**TASK OBJECTIVE**
In your copy, reproduce the entries exactly as they are, minus the images.

━━ DATA LISTING ━━

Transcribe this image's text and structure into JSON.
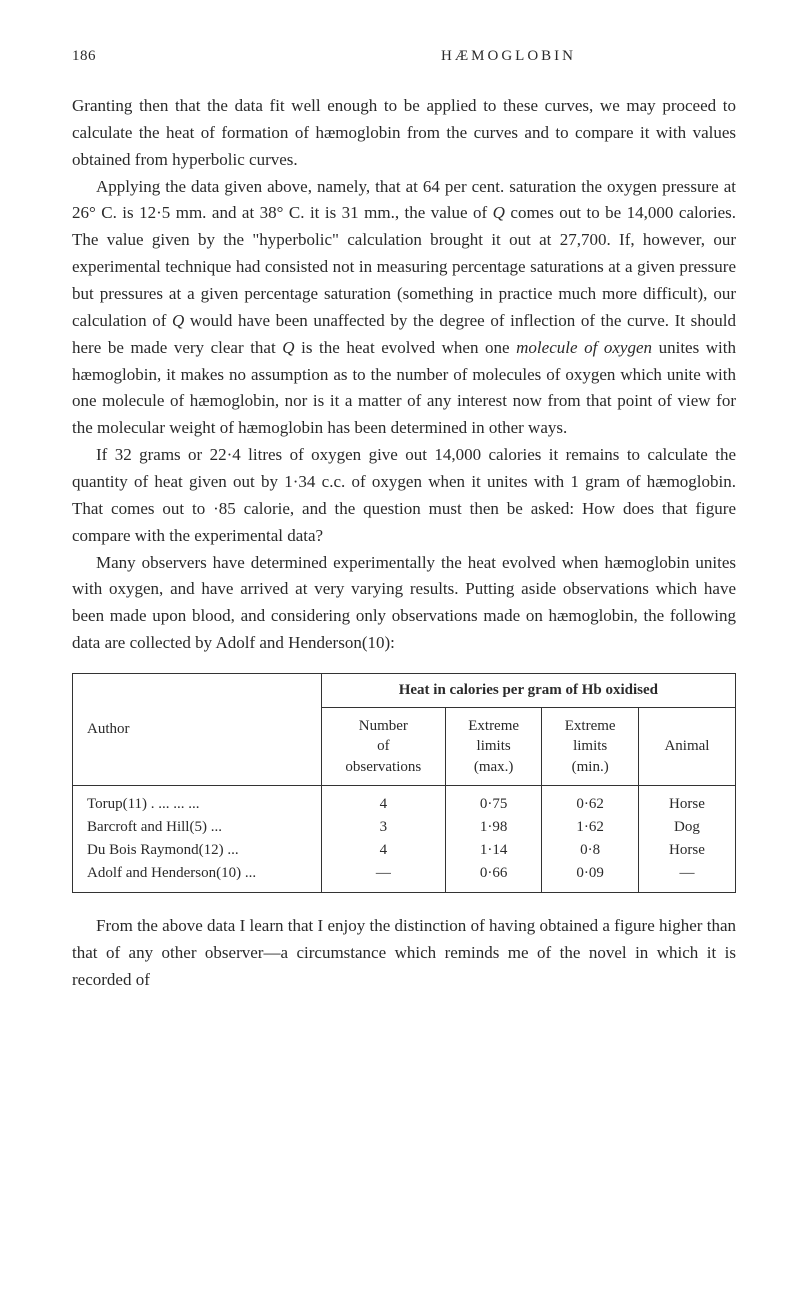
{
  "header": {
    "page_number": "186",
    "title": "HÆMOGLOBIN"
  },
  "paragraphs": {
    "p1": "Granting then that the data fit well enough to be applied to these curves, we may proceed to calculate the heat of formation of hæmoglobin from the curves and to compare it with values obtained from hyperbolic curves.",
    "p2_part1": "Applying the data given above, namely, that at 64 per cent. saturation the oxygen pressure at 26° C. is 12·5 mm. and at 38° C. it is 31 mm., the value of ",
    "p2_q1": "Q",
    "p2_part2": " comes out to be 14,000 calories. The value given by the \"hyperbolic\" calculation brought it out at 27,700. If, however, our experimental technique had consisted not in measuring percentage saturations at a given pressure but pressures at a given percentage saturation (something in practice much more difficult), our calculation of ",
    "p2_q2": "Q",
    "p2_part3": " would have been unaffected by the degree of inflection of the curve. It should here be made very clear that ",
    "p2_q3": "Q",
    "p2_part4": " is the heat evolved when one ",
    "p2_italic": "molecule of oxygen",
    "p2_part5": " unites with hæmoglobin, it makes no assumption as to the number of molecules of oxygen which unite with one molecule of hæmoglobin, nor is it a matter of any interest now from that point of view for the molecular weight of hæmoglobin has been determined in other ways.",
    "p3": "If 32 grams or 22·4 litres of oxygen give out 14,000 calories it remains to calculate the quantity of heat given out by 1·34 c.c. of oxygen when it unites with 1 gram of hæmoglobin. That comes out to ·85 calorie, and the question must then be asked: How does that figure compare with the experimental data?",
    "p4": "Many observers have determined experimentally the heat evolved when hæmoglobin unites with oxygen, and have arrived at very varying results. Putting aside observations which have been made upon blood, and considering only observations made on hæmoglobin, the following data are collected by Adolf and Henderson(10):",
    "p5": "From the above data I learn that I enjoy the distinction of having obtained a figure higher than that of any other observer—a circumstance which reminds me of the novel in which it is recorded of"
  },
  "table": {
    "spanning_header": "Heat in calories per gram of Hb oxidised",
    "columns": {
      "author": "Author",
      "number": "Number\nof\nobservations",
      "ext_max": "Extreme\nlimits\n(max.)",
      "ext_min": "Extreme\nlimits\n(min.)",
      "animal": "Animal"
    },
    "rows": [
      {
        "author": "Torup(11)  .  ...      ...      ...",
        "number": "4",
        "ext_max": "0·75",
        "ext_min": "0·62",
        "animal": "Horse"
      },
      {
        "author": "Barcroft and Hill(5)          ...",
        "number": "3",
        "ext_max": "1·98",
        "ext_min": "1·62",
        "animal": "Dog"
      },
      {
        "author": "Du Bois Raymond(12)       ...",
        "number": "4",
        "ext_max": "1·14",
        "ext_min": "0·8",
        "animal": "Horse"
      },
      {
        "author": "Adolf and Henderson(10)  ...",
        "number": "—",
        "ext_max": "0·66",
        "ext_min": "0·09",
        "animal": "—"
      }
    ]
  }
}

━━━

**EXERCISE ANSWER**
Transcribe this image's text and structure into JSON.
{
  "header": {
    "page_number": "186",
    "title": "HÆMOGLOBIN"
  },
  "paragraphs": {
    "p1": "Granting then that the data fit well enough to be applied to these curves, we may proceed to calculate the heat of formation of hæmoglobin from the curves and to compare it with values obtained from hyperbolic curves.",
    "p2_part1": "Applying the data given above, namely, that at 64 per cent. saturation the oxygen pressure at 26° C. is 12·5 mm. and at 38° C. it is 31 mm., the value of ",
    "p2_q1": "Q",
    "p2_part2": " comes out to be 14,000 calories. The value given by the \"hyperbolic\" calculation brought it out at 27,700. If, however, our experimental technique had consisted not in measuring percentage saturations at a given pressure but pressures at a given percentage saturation (something in practice much more difficult), our calculation of ",
    "p2_q2": "Q",
    "p2_part3": " would have been unaffected by the degree of inflection of the curve. It should here be made very clear that ",
    "p2_q3": "Q",
    "p2_part4": " is the heat evolved when one ",
    "p2_italic": "molecule of oxygen",
    "p2_part5": " unites with hæmoglobin, it makes no assumption as to the number of molecules of oxygen which unite with one molecule of hæmoglobin, nor is it a matter of any interest now from that point of view for the molecular weight of hæmoglobin has been determined in other ways.",
    "p3": "If 32 grams or 22·4 litres of oxygen give out 14,000 calories it remains to calculate the quantity of heat given out by 1·34 c.c. of oxygen when it unites with 1 gram of hæmoglobin. That comes out to ·85 calorie, and the question must then be asked: How does that figure compare with the experimental data?",
    "p4": "Many observers have determined experimentally the heat evolved when hæmoglobin unites with oxygen, and have arrived at very varying results. Putting aside observations which have been made upon blood, and considering only observations made on hæmoglobin, the following data are collected by Adolf and Henderson(10):",
    "p5": "From the above data I learn that I enjoy the distinction of having obtained a figure higher than that of any other observer—a circumstance which reminds me of the novel in which it is recorded of"
  },
  "table": {
    "spanning_header": "Heat in calories per gram of Hb oxidised",
    "columns": {
      "author": "Author",
      "number": "Number\nof\nobservations",
      "ext_max": "Extreme\nlimits\n(max.)",
      "ext_min": "Extreme\nlimits\n(min.)",
      "animal": "Animal"
    },
    "rows": [
      {
        "author": "Torup(11)  .  ...      ...      ...",
        "number": "4",
        "ext_max": "0·75",
        "ext_min": "0·62",
        "animal": "Horse"
      },
      {
        "author": "Barcroft and Hill(5)          ...",
        "number": "3",
        "ext_max": "1·98",
        "ext_min": "1·62",
        "animal": "Dog"
      },
      {
        "author": "Du Bois Raymond(12)       ...",
        "number": "4",
        "ext_max": "1·14",
        "ext_min": "0·8",
        "animal": "Horse"
      },
      {
        "author": "Adolf and Henderson(10)  ...",
        "number": "—",
        "ext_max": "0·66",
        "ext_min": "0·09",
        "animal": "—"
      }
    ]
  }
}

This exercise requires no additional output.